Reproduce each line of the material precisely.
---------- INFORMATION SHOWN ----------
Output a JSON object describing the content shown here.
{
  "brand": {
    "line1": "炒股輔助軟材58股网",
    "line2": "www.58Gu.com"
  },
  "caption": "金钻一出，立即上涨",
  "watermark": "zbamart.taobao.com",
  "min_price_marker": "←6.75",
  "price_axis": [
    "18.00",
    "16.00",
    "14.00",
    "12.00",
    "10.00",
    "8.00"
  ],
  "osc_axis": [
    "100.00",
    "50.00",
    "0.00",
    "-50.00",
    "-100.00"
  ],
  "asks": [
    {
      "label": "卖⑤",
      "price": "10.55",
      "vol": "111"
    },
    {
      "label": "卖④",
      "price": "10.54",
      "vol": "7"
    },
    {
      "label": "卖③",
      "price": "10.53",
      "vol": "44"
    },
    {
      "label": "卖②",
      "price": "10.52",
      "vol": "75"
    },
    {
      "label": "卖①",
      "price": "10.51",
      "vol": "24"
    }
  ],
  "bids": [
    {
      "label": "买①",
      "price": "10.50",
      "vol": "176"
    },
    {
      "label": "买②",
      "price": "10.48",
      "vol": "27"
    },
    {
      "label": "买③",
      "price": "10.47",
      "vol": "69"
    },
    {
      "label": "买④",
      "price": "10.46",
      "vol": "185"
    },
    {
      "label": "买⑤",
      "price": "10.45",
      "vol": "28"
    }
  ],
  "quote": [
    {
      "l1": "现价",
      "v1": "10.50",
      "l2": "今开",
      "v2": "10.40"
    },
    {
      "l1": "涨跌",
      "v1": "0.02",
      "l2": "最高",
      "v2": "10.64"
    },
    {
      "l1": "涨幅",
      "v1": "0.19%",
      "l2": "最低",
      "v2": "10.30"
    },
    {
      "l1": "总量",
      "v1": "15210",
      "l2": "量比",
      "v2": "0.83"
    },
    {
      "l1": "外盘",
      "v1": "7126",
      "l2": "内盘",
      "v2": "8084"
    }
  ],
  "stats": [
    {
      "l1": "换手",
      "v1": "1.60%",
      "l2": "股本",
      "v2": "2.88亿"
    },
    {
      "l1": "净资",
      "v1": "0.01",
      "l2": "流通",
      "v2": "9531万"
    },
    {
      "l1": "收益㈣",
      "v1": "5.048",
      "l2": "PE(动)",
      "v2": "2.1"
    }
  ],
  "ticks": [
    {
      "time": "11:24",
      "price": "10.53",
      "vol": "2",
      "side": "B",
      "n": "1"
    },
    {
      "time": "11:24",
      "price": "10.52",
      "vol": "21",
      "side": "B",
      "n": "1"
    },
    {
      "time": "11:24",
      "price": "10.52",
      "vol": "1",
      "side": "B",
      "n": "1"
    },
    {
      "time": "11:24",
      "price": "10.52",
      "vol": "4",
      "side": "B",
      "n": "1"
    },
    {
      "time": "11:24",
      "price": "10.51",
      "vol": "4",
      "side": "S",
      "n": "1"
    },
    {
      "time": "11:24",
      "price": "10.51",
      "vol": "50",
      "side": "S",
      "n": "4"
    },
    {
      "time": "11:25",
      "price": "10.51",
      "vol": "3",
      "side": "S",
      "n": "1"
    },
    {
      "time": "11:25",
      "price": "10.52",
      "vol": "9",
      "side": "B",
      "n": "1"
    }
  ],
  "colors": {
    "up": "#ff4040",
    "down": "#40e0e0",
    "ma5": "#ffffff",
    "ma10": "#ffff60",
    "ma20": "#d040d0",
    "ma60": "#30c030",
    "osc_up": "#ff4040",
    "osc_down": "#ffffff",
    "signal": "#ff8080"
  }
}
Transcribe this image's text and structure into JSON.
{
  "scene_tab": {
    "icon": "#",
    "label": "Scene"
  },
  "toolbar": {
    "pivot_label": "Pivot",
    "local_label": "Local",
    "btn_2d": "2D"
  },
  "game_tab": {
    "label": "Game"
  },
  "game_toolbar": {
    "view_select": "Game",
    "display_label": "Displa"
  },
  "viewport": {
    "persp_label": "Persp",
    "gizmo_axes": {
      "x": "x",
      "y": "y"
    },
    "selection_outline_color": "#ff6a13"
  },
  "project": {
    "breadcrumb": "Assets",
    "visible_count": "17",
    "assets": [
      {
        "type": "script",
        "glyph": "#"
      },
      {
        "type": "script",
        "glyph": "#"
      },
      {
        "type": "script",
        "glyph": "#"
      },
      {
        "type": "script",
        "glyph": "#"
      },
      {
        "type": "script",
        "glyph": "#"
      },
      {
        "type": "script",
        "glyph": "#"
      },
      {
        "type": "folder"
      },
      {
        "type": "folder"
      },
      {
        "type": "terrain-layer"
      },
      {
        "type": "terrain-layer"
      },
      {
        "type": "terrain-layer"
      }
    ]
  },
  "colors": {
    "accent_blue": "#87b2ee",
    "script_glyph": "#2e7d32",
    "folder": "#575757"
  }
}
----------
**EXERCISE SOLUTION**
Output a JSON object describing the content shown here.
{
  "brand": {
    "line1": "炒股輔助軟材58股网",
    "line2": "www.58Gu.com"
  },
  "caption": "金钻一出，立即上涨",
  "watermark": "zbamart.taobao.com",
  "min_price_marker": "←6.75",
  "price_axis": [
    "18.00",
    "16.00",
    "14.00",
    "12.00",
    "10.00",
    "8.00"
  ],
  "osc_axis": [
    "100.00",
    "50.00",
    "0.00",
    "-50.00",
    "-100.00"
  ],
  "asks": [
    {
      "label": "卖⑤",
      "price": "10.55",
      "vol": "111"
    },
    {
      "label": "卖④",
      "price": "10.54",
      "vol": "7"
    },
    {
      "label": "卖③",
      "price": "10.53",
      "vol": "44"
    },
    {
      "label": "卖②",
      "price": "10.52",
      "vol": "75"
    },
    {
      "label": "卖①",
      "price": "10.51",
      "vol": "24"
    }
  ],
  "bids": [
    {
      "label": "买①",
      "price": "10.50",
      "vol": "176"
    },
    {
      "label": "买②",
      "price": "10.48",
      "vol": "27"
    },
    {
      "label": "买③",
      "price": "10.47",
      "vol": "69"
    },
    {
      "label": "买④",
      "price": "10.46",
      "vol": "185"
    },
    {
      "label": "买⑤",
      "price": "10.45",
      "vol": "28"
    }
  ],
  "quote": [
    {
      "l1": "现价",
      "v1": "10.50",
      "l2": "今开",
      "v2": "10.40"
    },
    {
      "l1": "涨跌",
      "v1": "0.02",
      "l2": "最高",
      "v2": "10.64"
    },
    {
      "l1": "涨幅",
      "v1": "0.19%",
      "l2": "最低",
      "v2": "10.30"
    },
    {
      "l1": "总量",
      "v1": "15210",
      "l2": "量比",
      "v2": "0.83"
    },
    {
      "l1": "外盘",
      "v1": "7126",
      "l2": "内盘",
      "v2": "8084"
    }
  ],
  "stats": [
    {
      "l1": "换手",
      "v1": "1.60%",
      "l2": "股本",
      "v2": "2.88亿"
    },
    {
      "l1": "净资",
      "v1": "0.01",
      "l2": "流通",
      "v2": "9531万"
    },
    {
      "l1": "收益㈣",
      "v1": "5.048",
      "l2": "PE(动)",
      "v2": "2.1"
    }
  ],
  "ticks": [
    {
      "time": "11:24",
      "price": "10.53",
      "vol": "2",
      "side": "B",
      "n": "1"
    },
    {
      "time": "11:24",
      "price": "10.52",
      "vol": "21",
      "side": "B",
      "n": "1"
    },
    {
      "time": "11:24",
      "price": "10.52",
      "vol": "1",
      "side": "B",
      "n": "1"
    },
    {
      "time": "11:24",
      "price": "10.52",
      "vol": "4",
      "side": "B",
      "n": "1"
    },
    {
      "time": "11:24",
      "price": "10.51",
      "vol": "4",
      "side": "S",
      "n": "1"
    },
    {
      "time": "11:24",
      "price": "10.51",
      "vol": "50",
      "side": "S",
      "n": "4"
    },
    {
      "time": "11:25",
      "price": "10.51",
      "vol": "3",
      "side": "S",
      "n": "1"
    },
    {
      "time": "11:25",
      "price": "10.52",
      "vol": "9",
      "side": "B",
      "n": "1"
    }
  ],
  "colors": {
    "up": "#ff4040",
    "down": "#40e0e0",
    "ma5": "#ffffff",
    "ma10": "#ffff60",
    "ma20": "#d040d0",
    "ma60": "#30c030",
    "osc_up": "#ff4040",
    "osc_down": "#ffffff",
    "signal": "#ff8080"
  }
}
Transcribe this image's text and structure into JSON.
{
  "scene_tab": {
    "icon": "#",
    "label": "Scene"
  },
  "toolbar": {
    "pivot_label": "Pivot",
    "local_label": "Local",
    "btn_2d": "2D"
  },
  "game_tab": {
    "label": "Game"
  },
  "game_toolbar": {
    "view_select": "Game",
    "display_label": "Displa"
  },
  "viewport": {
    "persp_label": "Persp",
    "gizmo_axes": {
      "x": "x",
      "y": "y"
    },
    "selection_outline_color": "#ff6a13"
  },
  "project": {
    "breadcrumb": "Assets",
    "visible_count": "17",
    "assets": [
      {
        "type": "script",
        "glyph": "#"
      },
      {
        "type": "script",
        "glyph": "#"
      },
      {
        "type": "script",
        "glyph": "#"
      },
      {
        "type": "script",
        "glyph": "#"
      },
      {
        "type": "script",
        "glyph": "#"
      },
      {
        "type": "script",
        "glyph": "#"
      },
      {
        "type": "folder"
      },
      {
        "type": "folder"
      },
      {
        "type": "terrain-layer"
      },
      {
        "type": "terrain-layer"
      },
      {
        "type": "terrain-layer"
      }
    ]
  },
  "colors": {
    "accent_blue": "#87b2ee",
    "script_glyph": "#2e7d32",
    "folder": "#575757"
  }
}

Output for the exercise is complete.